-- begin Stored rows --

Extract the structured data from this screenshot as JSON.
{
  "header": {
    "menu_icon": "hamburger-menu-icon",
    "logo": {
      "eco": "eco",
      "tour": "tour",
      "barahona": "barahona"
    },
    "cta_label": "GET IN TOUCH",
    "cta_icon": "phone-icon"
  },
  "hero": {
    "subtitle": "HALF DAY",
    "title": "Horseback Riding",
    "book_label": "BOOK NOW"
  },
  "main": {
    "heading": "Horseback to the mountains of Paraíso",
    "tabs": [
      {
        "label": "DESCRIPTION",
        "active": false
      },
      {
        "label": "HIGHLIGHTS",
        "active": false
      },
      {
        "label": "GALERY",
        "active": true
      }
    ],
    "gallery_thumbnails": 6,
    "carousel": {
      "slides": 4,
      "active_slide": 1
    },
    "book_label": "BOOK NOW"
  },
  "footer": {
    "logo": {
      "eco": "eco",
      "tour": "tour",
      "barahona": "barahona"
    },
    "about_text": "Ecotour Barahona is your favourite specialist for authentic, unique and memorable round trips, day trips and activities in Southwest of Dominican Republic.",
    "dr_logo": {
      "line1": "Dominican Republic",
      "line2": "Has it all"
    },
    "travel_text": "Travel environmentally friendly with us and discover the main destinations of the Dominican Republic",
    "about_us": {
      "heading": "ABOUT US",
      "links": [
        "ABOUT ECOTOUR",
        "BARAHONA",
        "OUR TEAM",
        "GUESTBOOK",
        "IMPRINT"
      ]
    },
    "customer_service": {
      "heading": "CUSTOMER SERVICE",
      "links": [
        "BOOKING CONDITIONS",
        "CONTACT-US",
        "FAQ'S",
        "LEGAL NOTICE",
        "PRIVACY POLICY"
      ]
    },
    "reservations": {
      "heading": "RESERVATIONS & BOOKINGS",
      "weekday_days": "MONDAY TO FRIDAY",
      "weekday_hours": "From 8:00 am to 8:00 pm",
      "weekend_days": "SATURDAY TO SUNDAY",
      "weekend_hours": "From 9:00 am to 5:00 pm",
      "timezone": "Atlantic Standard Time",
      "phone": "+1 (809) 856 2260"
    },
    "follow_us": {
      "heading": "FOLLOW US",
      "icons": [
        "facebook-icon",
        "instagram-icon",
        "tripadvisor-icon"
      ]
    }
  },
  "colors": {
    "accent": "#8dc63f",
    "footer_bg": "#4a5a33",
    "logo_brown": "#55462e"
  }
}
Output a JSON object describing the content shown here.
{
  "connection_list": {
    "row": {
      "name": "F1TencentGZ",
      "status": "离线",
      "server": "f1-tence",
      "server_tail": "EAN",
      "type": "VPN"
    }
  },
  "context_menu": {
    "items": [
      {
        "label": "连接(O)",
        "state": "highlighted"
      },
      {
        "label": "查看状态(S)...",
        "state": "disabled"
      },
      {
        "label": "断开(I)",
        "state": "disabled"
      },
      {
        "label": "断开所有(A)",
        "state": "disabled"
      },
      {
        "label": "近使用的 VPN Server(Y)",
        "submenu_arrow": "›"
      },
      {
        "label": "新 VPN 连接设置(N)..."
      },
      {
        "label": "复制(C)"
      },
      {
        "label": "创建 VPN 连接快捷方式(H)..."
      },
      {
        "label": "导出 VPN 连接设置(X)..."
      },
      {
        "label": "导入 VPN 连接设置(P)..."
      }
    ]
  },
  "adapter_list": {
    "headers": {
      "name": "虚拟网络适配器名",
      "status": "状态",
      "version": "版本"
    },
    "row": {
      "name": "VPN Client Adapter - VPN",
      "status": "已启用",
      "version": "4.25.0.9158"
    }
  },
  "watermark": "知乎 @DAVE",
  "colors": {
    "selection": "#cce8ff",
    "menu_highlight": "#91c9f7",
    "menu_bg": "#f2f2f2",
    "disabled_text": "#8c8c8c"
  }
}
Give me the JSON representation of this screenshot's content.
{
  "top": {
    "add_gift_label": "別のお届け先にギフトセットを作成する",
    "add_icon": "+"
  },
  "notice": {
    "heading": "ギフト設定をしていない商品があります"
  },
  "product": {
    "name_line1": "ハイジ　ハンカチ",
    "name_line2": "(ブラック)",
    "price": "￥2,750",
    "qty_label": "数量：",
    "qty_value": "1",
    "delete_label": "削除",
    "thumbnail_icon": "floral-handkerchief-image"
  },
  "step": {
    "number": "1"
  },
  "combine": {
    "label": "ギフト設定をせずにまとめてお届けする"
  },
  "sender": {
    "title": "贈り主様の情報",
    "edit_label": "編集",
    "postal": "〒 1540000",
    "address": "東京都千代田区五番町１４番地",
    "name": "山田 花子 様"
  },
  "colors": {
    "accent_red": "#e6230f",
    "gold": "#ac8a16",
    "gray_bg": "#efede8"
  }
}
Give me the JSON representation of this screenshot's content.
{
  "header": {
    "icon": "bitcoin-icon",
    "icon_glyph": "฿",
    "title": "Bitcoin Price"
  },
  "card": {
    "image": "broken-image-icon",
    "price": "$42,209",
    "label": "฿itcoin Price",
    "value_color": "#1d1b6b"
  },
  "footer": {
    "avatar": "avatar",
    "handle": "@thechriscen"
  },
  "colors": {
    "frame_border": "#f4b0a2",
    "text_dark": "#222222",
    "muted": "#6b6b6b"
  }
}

-- end Stored rows --

Problem description: All of the entries above must be quoted exactly.

Output:
Extract the structured data from this screenshot as JSON.
{
  "header": {
    "menu_icon": "hamburger-menu-icon",
    "logo": {
      "eco": "eco",
      "tour": "tour",
      "barahona": "barahona"
    },
    "cta_label": "GET IN TOUCH",
    "cta_icon": "phone-icon"
  },
  "hero": {
    "subtitle": "HALF DAY",
    "title": "Horseback Riding",
    "book_label": "BOOK NOW"
  },
  "main": {
    "heading": "Horseback to the mountains of Paraíso",
    "tabs": [
      {
        "label": "DESCRIPTION",
        "active": false
      },
      {
        "label": "HIGHLIGHTS",
        "active": false
      },
      {
        "label": "GALERY",
        "active": true
      }
    ],
    "gallery_thumbnails": 6,
    "carousel": {
      "slides": 4,
      "active_slide": 1
    },
    "book_label": "BOOK NOW"
  },
  "footer": {
    "logo": {
      "eco": "eco",
      "tour": "tour",
      "barahona": "barahona"
    },
    "about_text": "Ecotour Barahona is your favourite specialist for authentic, unique and memorable round trips, day trips and activities in Southwest of Dominican Republic.",
    "dr_logo": {
      "line1": "Dominican Republic",
      "line2": "Has it all"
    },
    "travel_text": "Travel environmentally friendly with us and discover the main destinations of the Dominican Republic",
    "about_us": {
      "heading": "ABOUT US",
      "links": [
        "ABOUT ECOTOUR",
        "BARAHONA",
        "OUR TEAM",
        "GUESTBOOK",
        "IMPRINT"
      ]
    },
    "customer_service": {
      "heading": "CUSTOMER SERVICE",
      "links": [
        "BOOKING CONDITIONS",
        "CONTACT-US",
        "FAQ'S",
        "LEGAL NOTICE",
        "PRIVACY POLICY"
      ]
    },
    "reservations": {
      "heading": "RESERVATIONS & BOOKINGS",
      "weekday_days": "MONDAY TO FRIDAY",
      "weekday_hours": "From 8:00 am to 8:00 pm",
      "weekend_days": "SATURDAY TO SUNDAY",
      "weekend_hours": "From 9:00 am to 5:00 pm",
      "timezone": "Atlantic Standard Time",
      "phone": "+1 (809) 856 2260"
    },
    "follow_us": {
      "heading": "FOLLOW US",
      "icons": [
        "facebook-icon",
        "instagram-icon",
        "tripadvisor-icon"
      ]
    }
  },
  "colors": {
    "accent": "#8dc63f",
    "footer_bg": "#4a5a33",
    "logo_brown": "#55462e"
  }
}
Output a JSON object describing the content shown here.
{
  "connection_list": {
    "row": {
      "name": "F1TencentGZ",
      "status": "离线",
      "server": "f1-tence",
      "server_tail": "EAN",
      "type": "VPN"
    }
  },
  "context_menu": {
    "items": [
      {
        "label": "连接(O)",
        "state": "highlighted"
      },
      {
        "label": "查看状态(S)...",
        "state": "disabled"
      },
      {
        "label": "断开(I)",
        "state": "disabled"
      },
      {
        "label": "断开所有(A)",
        "state": "disabled"
      },
      {
        "label": "近使用的 VPN Server(Y)",
        "submenu_arrow": "›"
      },
      {
        "label": "新 VPN 连接设置(N)..."
      },
      {
        "label": "复制(C)"
      },
      {
        "label": "创建 VPN 连接快捷方式(H)..."
      },
      {
        "label": "导出 VPN 连接设置(X)..."
      },
      {
        "label": "导入 VPN 连接设置(P)..."
      }
    ]
  },
  "adapter_list": {
    "headers": {
      "name": "虚拟网络适配器名",
      "status": "状态",
      "version": "版本"
    },
    "row": {
      "name": "VPN Client Adapter - VPN",
      "status": "已启用",
      "version": "4.25.0.9158"
    }
  },
  "watermark": "知乎 @DAVE",
  "colors": {
    "selection": "#cce8ff",
    "menu_highlight": "#91c9f7",
    "menu_bg": "#f2f2f2",
    "disabled_text": "#8c8c8c"
  }
}
Give me the JSON representation of this screenshot's content.
{
  "top": {
    "add_gift_label": "別のお届け先にギフトセットを作成する",
    "add_icon": "+"
  },
  "notice": {
    "heading": "ギフト設定をしていない商品があります"
  },
  "product": {
    "name_line1": "ハイジ　ハンカチ",
    "name_line2": "(ブラック)",
    "price": "￥2,750",
    "qty_label": "数量：",
    "qty_value": "1",
    "delete_label": "削除",
    "thumbnail_icon": "floral-handkerchief-image"
  },
  "step": {
    "number": "1"
  },
  "combine": {
    "label": "ギフト設定をせずにまとめてお届けする"
  },
  "sender": {
    "title": "贈り主様の情報",
    "edit_label": "編集",
    "postal": "〒 1540000",
    "address": "東京都千代田区五番町１４番地",
    "name": "山田 花子 様"
  },
  "colors": {
    "accent_red": "#e6230f",
    "gold": "#ac8a16",
    "gray_bg": "#efede8"
  }
}
Give me the JSON representation of this screenshot's content.
{
  "header": {
    "icon": "bitcoin-icon",
    "icon_glyph": "฿",
    "title": "Bitcoin Price"
  },
  "card": {
    "image": "broken-image-icon",
    "price": "$42,209",
    "label": "฿itcoin Price",
    "value_color": "#1d1b6b"
  },
  "footer": {
    "avatar": "avatar",
    "handle": "@thechriscen"
  },
  "colors": {
    "frame_border": "#f4b0a2",
    "text_dark": "#222222",
    "muted": "#6b6b6b"
  }
}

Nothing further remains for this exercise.